# The input start

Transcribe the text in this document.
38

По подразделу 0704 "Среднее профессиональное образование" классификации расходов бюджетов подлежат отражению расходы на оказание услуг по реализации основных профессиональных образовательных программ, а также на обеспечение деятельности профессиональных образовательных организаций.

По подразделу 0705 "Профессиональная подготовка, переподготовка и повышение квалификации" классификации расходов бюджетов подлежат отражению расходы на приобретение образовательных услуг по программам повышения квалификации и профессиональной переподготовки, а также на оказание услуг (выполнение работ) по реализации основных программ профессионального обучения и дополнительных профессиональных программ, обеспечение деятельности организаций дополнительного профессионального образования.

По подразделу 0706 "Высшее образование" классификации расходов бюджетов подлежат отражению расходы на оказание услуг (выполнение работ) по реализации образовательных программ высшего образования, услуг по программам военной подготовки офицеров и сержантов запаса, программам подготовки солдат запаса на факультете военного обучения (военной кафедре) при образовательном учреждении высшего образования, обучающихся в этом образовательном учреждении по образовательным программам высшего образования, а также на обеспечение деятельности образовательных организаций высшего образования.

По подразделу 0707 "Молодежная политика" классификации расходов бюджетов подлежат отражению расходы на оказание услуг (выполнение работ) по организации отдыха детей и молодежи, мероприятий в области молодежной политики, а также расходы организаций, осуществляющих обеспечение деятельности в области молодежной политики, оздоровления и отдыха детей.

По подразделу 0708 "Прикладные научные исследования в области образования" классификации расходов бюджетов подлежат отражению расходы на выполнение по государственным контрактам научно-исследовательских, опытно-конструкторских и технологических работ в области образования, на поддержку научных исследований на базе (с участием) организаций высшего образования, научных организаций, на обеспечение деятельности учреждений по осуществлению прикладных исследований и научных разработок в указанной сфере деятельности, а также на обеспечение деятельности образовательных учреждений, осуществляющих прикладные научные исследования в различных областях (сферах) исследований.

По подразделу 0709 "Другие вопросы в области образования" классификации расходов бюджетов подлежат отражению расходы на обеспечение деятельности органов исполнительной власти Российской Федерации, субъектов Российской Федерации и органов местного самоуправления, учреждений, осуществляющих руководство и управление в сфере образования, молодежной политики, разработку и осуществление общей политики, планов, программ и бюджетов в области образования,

# The input end

### [Instructions for the task]
Reproduce the listing above verbatim, from first line to last.

### [Expected answer]
Transcribe the text in this document.
38

По подразделу 0704 "Среднее профессиональное образование" классификации расходов бюджетов подлежат отражению расходы на оказание услуг по реализации основных профессиональных образовательных программ, а также на обеспечение деятельности профессиональных образовательных организаций.

По подразделу 0705 "Профессиональная подготовка, переподготовка и повышение квалификации" классификации расходов бюджетов подлежат отражению расходы на приобретение образовательных услуг по программам повышения квалификации и профессиональной переподготовки, а также на оказание услуг (выполнение работ) по реализации основных программ профессионального обучения и дополнительных профессиональных программ, обеспечение деятельности организаций дополнительного профессионального образования.

По подразделу 0706 "Высшее образование" классификации расходов бюджетов подлежат отражению расходы на оказание услуг (выполнение работ) по реализации образовательных программ высшего образования, услуг по программам военной подготовки офицеров и сержантов запаса, программам подготовки солдат запаса на факультете военного обучения (военной кафедре) при образовательном учреждении высшего образования, обучающихся в этом образовательном учреждении по образовательным программам высшего образования, а также на обеспечение деятельности образовательных организаций высшего образования.

По подразделу 0707 "Молодежная политика" классификации расходов бюджетов подлежат отражению расходы на оказание услуг (выполнение работ) по организации отдыха детей и молодежи, мероприятий в области молодежной политики, а также расходы организаций, осуществляющих обеспечение деятельности в области молодежной политики, оздоровления и отдыха детей.

По подразделу 0708 "Прикладные научные исследования в области образования" классификации расходов бюджетов подлежат отражению расходы на выполнение по государственным контрактам научно-исследовательских, опытно-конструкторских и технологических работ в области образования, на поддержку научных исследований на базе (с участием) организаций высшего образования, научных организаций, на обеспечение деятельности учреждений по осуществлению прикладных исследований и научных разработок в указанной сфере деятельности, а также на обеспечение деятельности образовательных учреждений, осуществляющих прикладные научные исследования в различных областях (сферах) исследований.

По подразделу 0709 "Другие вопросы в области образования" классификации расходов бюджетов подлежат отражению расходы на обеспечение деятельности органов исполнительной власти Российской Федерации, субъектов Российской Федерации и органов местного самоуправления, учреждений, осуществляющих руководство и управление в сфере образования, молодежной политики, разработку и осуществление общей политики, планов, программ и бюджетов в области образования,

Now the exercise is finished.